Begin
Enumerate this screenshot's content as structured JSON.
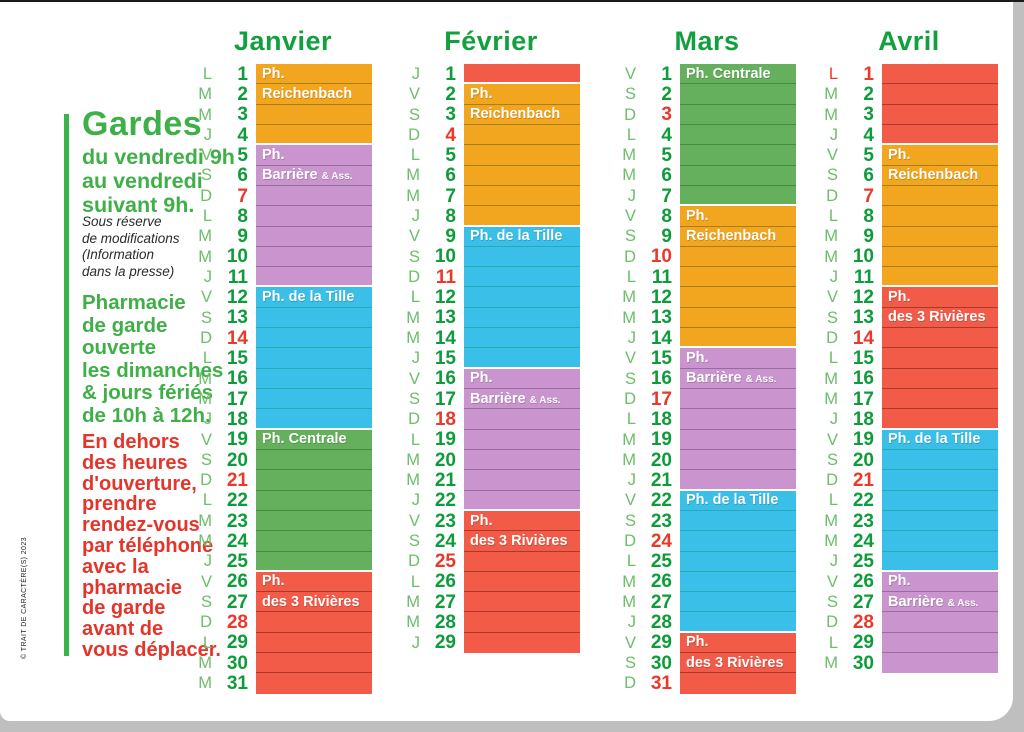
{
  "sidebar": {
    "title": "Gardes",
    "subtitle": "du vendredi 9h\nau vendredi\nsuivant 9h.",
    "note": "Sous réserve\nde modifications\n(Information\ndans la presse)",
    "opening": "Pharmacie\nde garde\nouverte\nles dimanches\n& jours fériés\nde 10h à 12h.",
    "warning": "En dehors\ndes heures\nd'ouverture,\nprendre\nrendez-vous\npar téléphone\navec la\npharmacie\nde garde\navant de\nvous déplacer.",
    "copyright": "© TRAIT DE CARACTÈRE(S) 2023"
  },
  "legend_colors": {
    "weekday_letter": "#6CBE69",
    "weekday_number": "#0E9C3B",
    "sunday_holiday": "#E8392A",
    "month_title": "#12A03E"
  },
  "pharmacies": {
    "reichenbach": {
      "name": "Ph. Reichenbach",
      "color": "#F2A51F",
      "line": "#77660F"
    },
    "barriere": {
      "name": "Ph. Barrière & Ass.",
      "color": "#CA95CE",
      "line": "#71517B"
    },
    "tille": {
      "name": "Ph. de la Tille",
      "color": "#39BFE8",
      "line": "#1F9B8F"
    },
    "centrale": {
      "name": "Ph. Centrale",
      "color": "#65B05C",
      "line": "#2F7434"
    },
    "rivieres": {
      "name": "Ph. des 3 Rivières",
      "color": "#F15B48",
      "line": "#7F2116"
    }
  },
  "months": [
    {
      "name": "Janvier",
      "days": [
        {
          "d": 1,
          "w": "L",
          "p": "reichenbach",
          "t": "Ph."
        },
        {
          "d": 2,
          "w": "M",
          "p": "reichenbach",
          "t": "Reichenbach"
        },
        {
          "d": 3,
          "w": "M",
          "p": "reichenbach"
        },
        {
          "d": 4,
          "w": "J",
          "p": "reichenbach"
        },
        {
          "d": 5,
          "w": "V",
          "p": "barriere",
          "t": "Ph."
        },
        {
          "d": 6,
          "w": "S",
          "p": "barriere",
          "t": "Barrière & Ass."
        },
        {
          "d": 7,
          "w": "D",
          "p": "barriere",
          "r": 1
        },
        {
          "d": 8,
          "w": "L",
          "p": "barriere"
        },
        {
          "d": 9,
          "w": "M",
          "p": "barriere"
        },
        {
          "d": 10,
          "w": "M",
          "p": "barriere"
        },
        {
          "d": 11,
          "w": "J",
          "p": "barriere"
        },
        {
          "d": 12,
          "w": "V",
          "p": "tille",
          "t": "Ph. de la Tille"
        },
        {
          "d": 13,
          "w": "S",
          "p": "tille"
        },
        {
          "d": 14,
          "w": "D",
          "p": "tille",
          "r": 1
        },
        {
          "d": 15,
          "w": "L",
          "p": "tille"
        },
        {
          "d": 16,
          "w": "M",
          "p": "tille"
        },
        {
          "d": 17,
          "w": "M",
          "p": "tille"
        },
        {
          "d": 18,
          "w": "J",
          "p": "tille"
        },
        {
          "d": 19,
          "w": "V",
          "p": "centrale",
          "t": "Ph. Centrale"
        },
        {
          "d": 20,
          "w": "S",
          "p": "centrale"
        },
        {
          "d": 21,
          "w": "D",
          "p": "centrale",
          "r": 1
        },
        {
          "d": 22,
          "w": "L",
          "p": "centrale"
        },
        {
          "d": 23,
          "w": "M",
          "p": "centrale"
        },
        {
          "d": 24,
          "w": "M",
          "p": "centrale"
        },
        {
          "d": 25,
          "w": "J",
          "p": "centrale"
        },
        {
          "d": 26,
          "w": "V",
          "p": "rivieres",
          "t": "Ph."
        },
        {
          "d": 27,
          "w": "S",
          "p": "rivieres",
          "t": "des 3 Rivières"
        },
        {
          "d": 28,
          "w": "D",
          "p": "rivieres",
          "r": 1
        },
        {
          "d": 29,
          "w": "L",
          "p": "rivieres"
        },
        {
          "d": 30,
          "w": "M",
          "p": "rivieres"
        },
        {
          "d": 31,
          "w": "M",
          "p": "rivieres"
        }
      ]
    },
    {
      "name": "Février",
      "days": [
        {
          "d": 1,
          "w": "J",
          "p": "rivieres"
        },
        {
          "d": 2,
          "w": "V",
          "p": "reichenbach",
          "t": "Ph."
        },
        {
          "d": 3,
          "w": "S",
          "p": "reichenbach",
          "t": "Reichenbach"
        },
        {
          "d": 4,
          "w": "D",
          "p": "reichenbach",
          "r": 1
        },
        {
          "d": 5,
          "w": "L",
          "p": "reichenbach"
        },
        {
          "d": 6,
          "w": "M",
          "p": "reichenbach"
        },
        {
          "d": 7,
          "w": "M",
          "p": "reichenbach"
        },
        {
          "d": 8,
          "w": "J",
          "p": "reichenbach"
        },
        {
          "d": 9,
          "w": "V",
          "p": "tille",
          "t": "Ph. de la Tille"
        },
        {
          "d": 10,
          "w": "S",
          "p": "tille"
        },
        {
          "d": 11,
          "w": "D",
          "p": "tille",
          "r": 1
        },
        {
          "d": 12,
          "w": "L",
          "p": "tille"
        },
        {
          "d": 13,
          "w": "M",
          "p": "tille"
        },
        {
          "d": 14,
          "w": "M",
          "p": "tille"
        },
        {
          "d": 15,
          "w": "J",
          "p": "tille"
        },
        {
          "d": 16,
          "w": "V",
          "p": "barriere",
          "t": "Ph."
        },
        {
          "d": 17,
          "w": "S",
          "p": "barriere",
          "t": "Barrière & Ass."
        },
        {
          "d": 18,
          "w": "D",
          "p": "barriere",
          "r": 1
        },
        {
          "d": 19,
          "w": "L",
          "p": "barriere"
        },
        {
          "d": 20,
          "w": "M",
          "p": "barriere"
        },
        {
          "d": 21,
          "w": "M",
          "p": "barriere"
        },
        {
          "d": 22,
          "w": "J",
          "p": "barriere"
        },
        {
          "d": 23,
          "w": "V",
          "p": "rivieres",
          "t": "Ph."
        },
        {
          "d": 24,
          "w": "S",
          "p": "rivieres",
          "t": "des 3 Rivières"
        },
        {
          "d": 25,
          "w": "D",
          "p": "rivieres",
          "r": 1
        },
        {
          "d": 26,
          "w": "L",
          "p": "rivieres"
        },
        {
          "d": 27,
          "w": "M",
          "p": "rivieres"
        },
        {
          "d": 28,
          "w": "M",
          "p": "rivieres"
        },
        {
          "d": 29,
          "w": "J",
          "p": "rivieres"
        }
      ]
    },
    {
      "name": "Mars",
      "days": [
        {
          "d": 1,
          "w": "V",
          "p": "centrale",
          "t": "Ph. Centrale"
        },
        {
          "d": 2,
          "w": "S",
          "p": "centrale"
        },
        {
          "d": 3,
          "w": "D",
          "p": "centrale",
          "r": 1
        },
        {
          "d": 4,
          "w": "L",
          "p": "centrale"
        },
        {
          "d": 5,
          "w": "M",
          "p": "centrale"
        },
        {
          "d": 6,
          "w": "M",
          "p": "centrale"
        },
        {
          "d": 7,
          "w": "J",
          "p": "centrale"
        },
        {
          "d": 8,
          "w": "V",
          "p": "reichenbach",
          "t": "Ph."
        },
        {
          "d": 9,
          "w": "S",
          "p": "reichenbach",
          "t": "Reichenbach"
        },
        {
          "d": 10,
          "w": "D",
          "p": "reichenbach",
          "r": 1
        },
        {
          "d": 11,
          "w": "L",
          "p": "reichenbach"
        },
        {
          "d": 12,
          "w": "M",
          "p": "reichenbach"
        },
        {
          "d": 13,
          "w": "M",
          "p": "reichenbach"
        },
        {
          "d": 14,
          "w": "J",
          "p": "reichenbach"
        },
        {
          "d": 15,
          "w": "V",
          "p": "barriere",
          "t": "Ph."
        },
        {
          "d": 16,
          "w": "S",
          "p": "barriere",
          "t": "Barrière & Ass."
        },
        {
          "d": 17,
          "w": "D",
          "p": "barriere",
          "r": 1
        },
        {
          "d": 18,
          "w": "L",
          "p": "barriere"
        },
        {
          "d": 19,
          "w": "M",
          "p": "barriere"
        },
        {
          "d": 20,
          "w": "M",
          "p": "barriere"
        },
        {
          "d": 21,
          "w": "J",
          "p": "barriere"
        },
        {
          "d": 22,
          "w": "V",
          "p": "tille",
          "t": "Ph. de la Tille"
        },
        {
          "d": 23,
          "w": "S",
          "p": "tille"
        },
        {
          "d": 24,
          "w": "D",
          "p": "tille",
          "r": 1
        },
        {
          "d": 25,
          "w": "L",
          "p": "tille"
        },
        {
          "d": 26,
          "w": "M",
          "p": "tille"
        },
        {
          "d": 27,
          "w": "M",
          "p": "tille"
        },
        {
          "d": 28,
          "w": "J",
          "p": "tille"
        },
        {
          "d": 29,
          "w": "V",
          "p": "rivieres",
          "t": "Ph."
        },
        {
          "d": 30,
          "w": "S",
          "p": "rivieres",
          "t": "des 3 Rivières"
        },
        {
          "d": 31,
          "w": "D",
          "p": "rivieres",
          "r": 1
        }
      ]
    },
    {
      "name": "Avril",
      "days": [
        {
          "d": 1,
          "w": "L",
          "p": "rivieres",
          "r": 1,
          "rl": 1
        },
        {
          "d": 2,
          "w": "M",
          "p": "rivieres"
        },
        {
          "d": 3,
          "w": "M",
          "p": "rivieres"
        },
        {
          "d": 4,
          "w": "J",
          "p": "rivieres"
        },
        {
          "d": 5,
          "w": "V",
          "p": "reichenbach",
          "t": "Ph."
        },
        {
          "d": 6,
          "w": "S",
          "p": "reichenbach",
          "t": "Reichenbach"
        },
        {
          "d": 7,
          "w": "D",
          "p": "reichenbach",
          "r": 1
        },
        {
          "d": 8,
          "w": "L",
          "p": "reichenbach"
        },
        {
          "d": 9,
          "w": "M",
          "p": "reichenbach"
        },
        {
          "d": 10,
          "w": "M",
          "p": "reichenbach"
        },
        {
          "d": 11,
          "w": "J",
          "p": "reichenbach"
        },
        {
          "d": 12,
          "w": "V",
          "p": "rivieres",
          "t": "Ph."
        },
        {
          "d": 13,
          "w": "S",
          "p": "rivieres",
          "t": "des 3 Rivières"
        },
        {
          "d": 14,
          "w": "D",
          "p": "rivieres",
          "r": 1
        },
        {
          "d": 15,
          "w": "L",
          "p": "rivieres"
        },
        {
          "d": 16,
          "w": "M",
          "p": "rivieres"
        },
        {
          "d": 17,
          "w": "M",
          "p": "rivieres"
        },
        {
          "d": 18,
          "w": "J",
          "p": "rivieres"
        },
        {
          "d": 19,
          "w": "V",
          "p": "tille",
          "t": "Ph. de la Tille"
        },
        {
          "d": 20,
          "w": "S",
          "p": "tille"
        },
        {
          "d": 21,
          "w": "D",
          "p": "tille",
          "r": 1
        },
        {
          "d": 22,
          "w": "L",
          "p": "tille"
        },
        {
          "d": 23,
          "w": "M",
          "p": "tille"
        },
        {
          "d": 24,
          "w": "M",
          "p": "tille"
        },
        {
          "d": 25,
          "w": "J",
          "p": "tille"
        },
        {
          "d": 26,
          "w": "V",
          "p": "barriere",
          "t": "Ph."
        },
        {
          "d": 27,
          "w": "S",
          "p": "barriere",
          "t": "Barrière & Ass."
        },
        {
          "d": 28,
          "w": "D",
          "p": "barriere",
          "r": 1
        },
        {
          "d": 29,
          "w": "L",
          "p": "barriere"
        },
        {
          "d": 30,
          "w": "M",
          "p": "barriere"
        }
      ]
    }
  ]
}
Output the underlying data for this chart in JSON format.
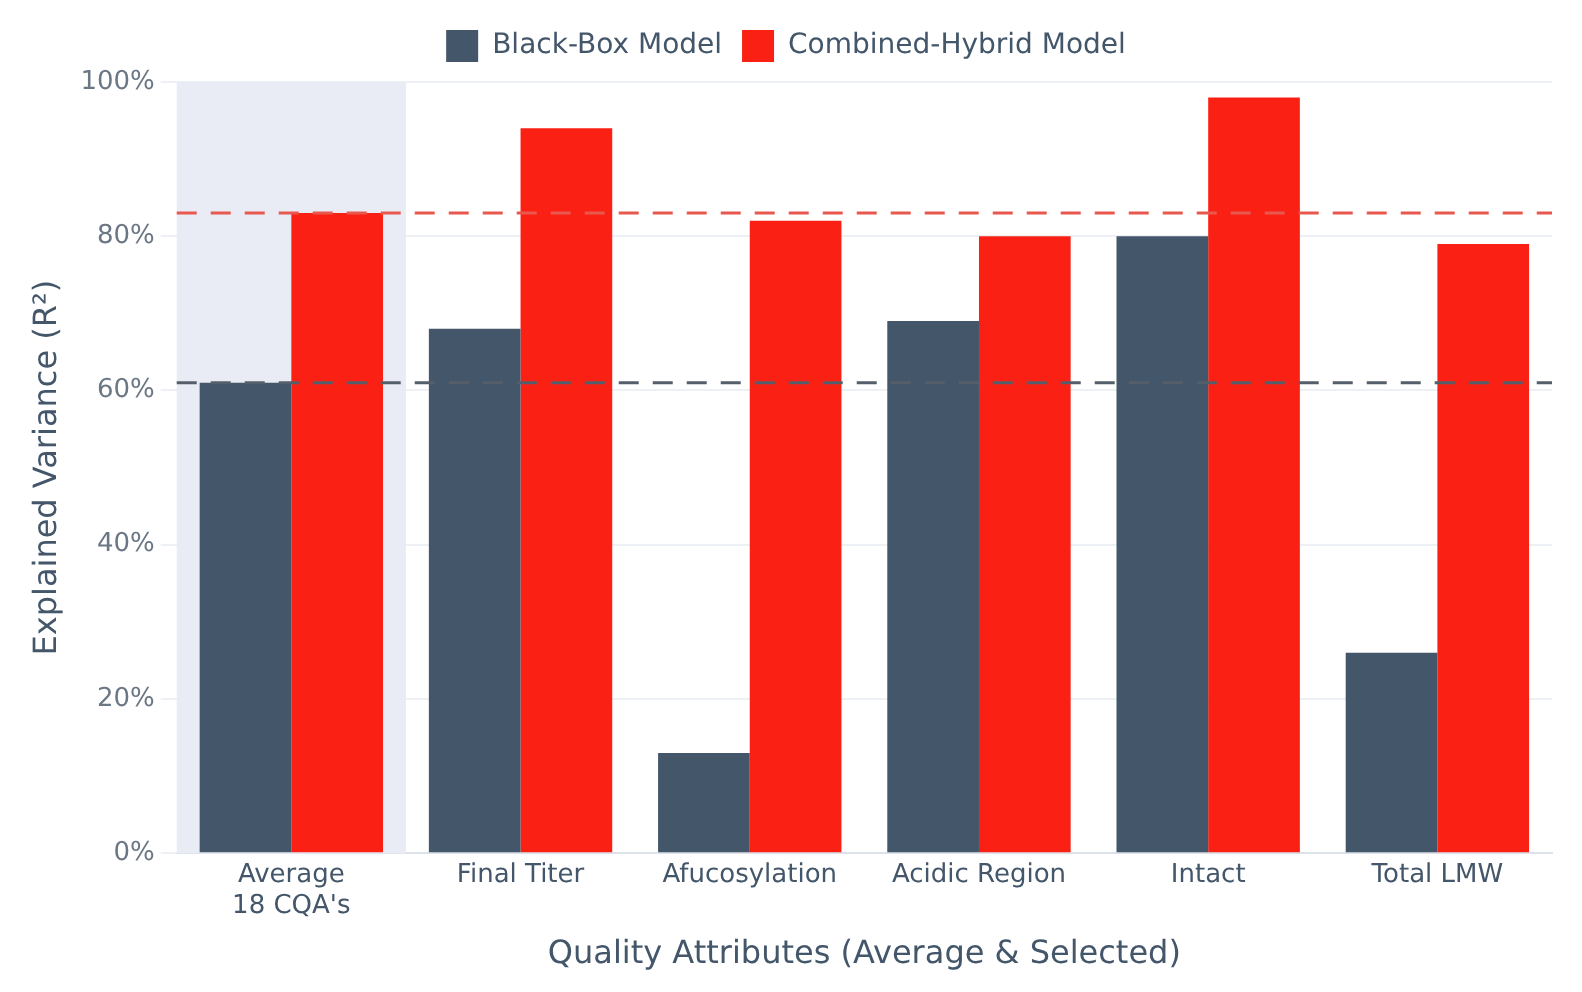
{
  "chart_data": {
    "type": "bar",
    "xlabel": "Quality Attributes (Average & Selected)",
    "ylabel": "Explained Variance (R²)",
    "categories": [
      "Average\n18 CQA's",
      "Final Titer",
      "Afucosylation",
      "Acidic Region",
      "Intact",
      "Total LMW"
    ],
    "series": [
      {
        "name": "Black-Box Model",
        "color": "#43566a",
        "values": [
          61,
          68,
          13,
          69,
          80,
          26
        ]
      },
      {
        "name": "Combined-Hybrid Model",
        "color": "#fa2114",
        "values": [
          83,
          94,
          82,
          80,
          98,
          79
        ]
      }
    ],
    "ylim": [
      0,
      100
    ],
    "yticks": [
      {
        "value": 0,
        "label": "0%"
      },
      {
        "value": 20,
        "label": "20%"
      },
      {
        "value": 40,
        "label": "40%"
      },
      {
        "value": 60,
        "label": "60%"
      },
      {
        "value": 80,
        "label": "80%"
      },
      {
        "value": 100,
        "label": "100%"
      }
    ],
    "ref_lines": [
      {
        "axis": "y",
        "value": 83,
        "color": "#e8584f",
        "line_style": "dashed"
      },
      {
        "axis": "y",
        "value": 61,
        "color": "#555f6b",
        "line_style": "dashed"
      }
    ],
    "bands": [
      {
        "axis": "x",
        "from": "Average\n18 CQA's",
        "to": "Average\n18 CQA's",
        "color": "#e9ecf5"
      }
    ],
    "grid": "y",
    "legend": "top"
  }
}
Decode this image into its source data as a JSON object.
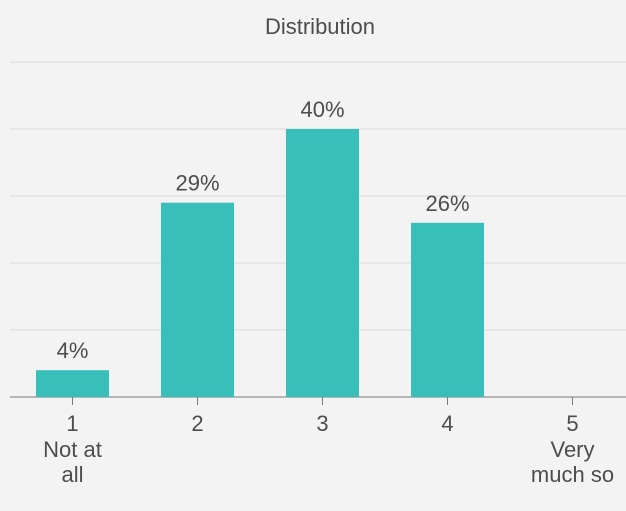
{
  "chart_data": {
    "type": "bar",
    "title": "Distribution",
    "categories": [
      "1",
      "2",
      "3",
      "4",
      "5"
    ],
    "category_sublabels": [
      [
        "Not at",
        "all"
      ],
      [],
      [],
      [],
      [
        "Very",
        "much so"
      ]
    ],
    "values": [
      4,
      29,
      40,
      26,
      0
    ],
    "data_labels": [
      "4%",
      "29%",
      "40%",
      "26%",
      ""
    ],
    "ylim": [
      0,
      50
    ],
    "grid": true,
    "colors": {
      "bar": "#38bfba",
      "grid": "#d9d9d9",
      "axis": "#7a7a7a",
      "text": "#4d4d4d",
      "background": "#f3f3f3"
    }
  }
}
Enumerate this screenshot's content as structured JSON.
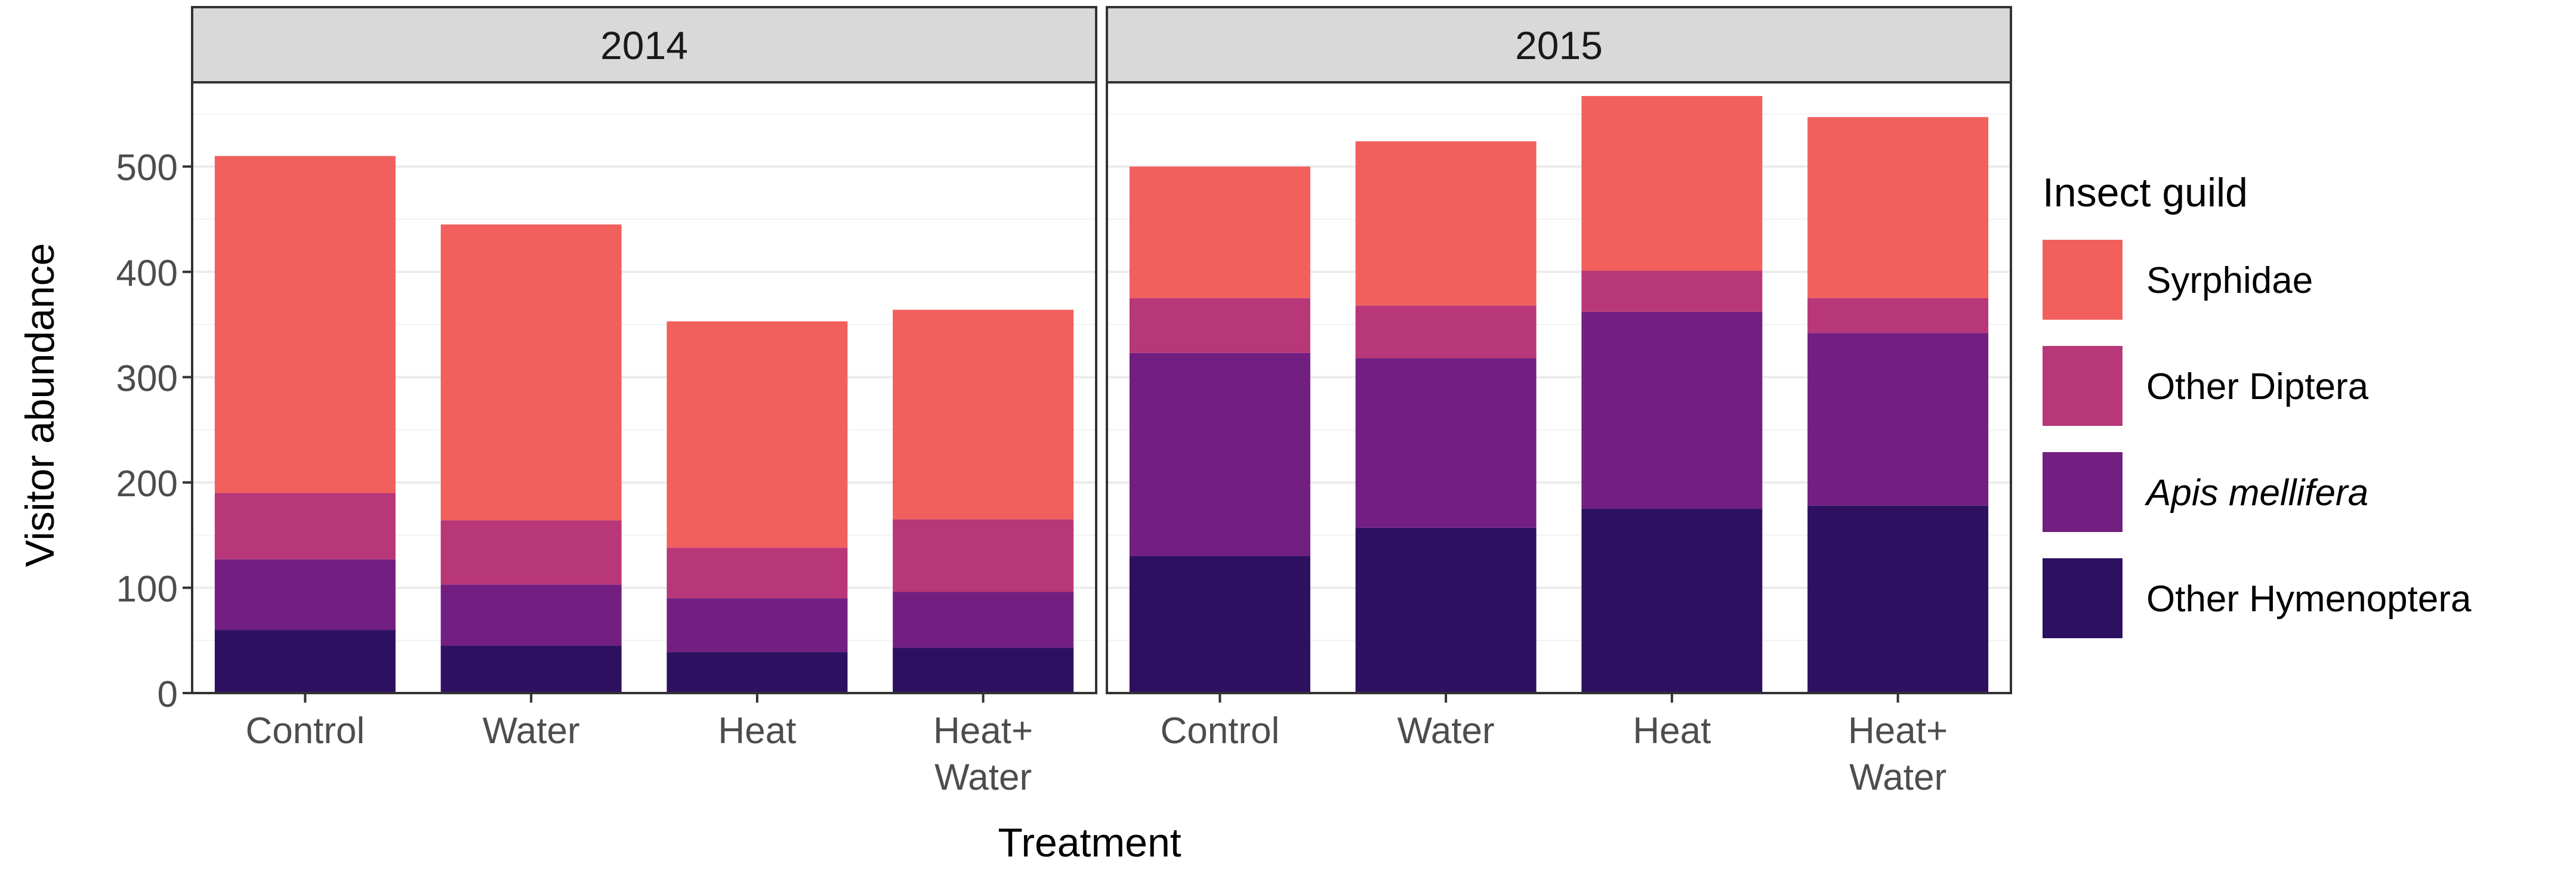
End
Check all the records above and select each line where the string "name" is found.

§ FINISHED EXERCISE:
      "name": "Ph. Reichenbach",
      "name": "Ph. Barrière & Ass.",
      "name": "Ph. de la Tille",
      "name": "Ph. Centrale",
      "name": "Ph. des 3 Rivières",
      "name": "Janvier",
      "name": "Février",
      "name": "Mars",
      "name": "Avril",
        "name": "Black-Box Model",
        "name": "Combined-Hybrid Model",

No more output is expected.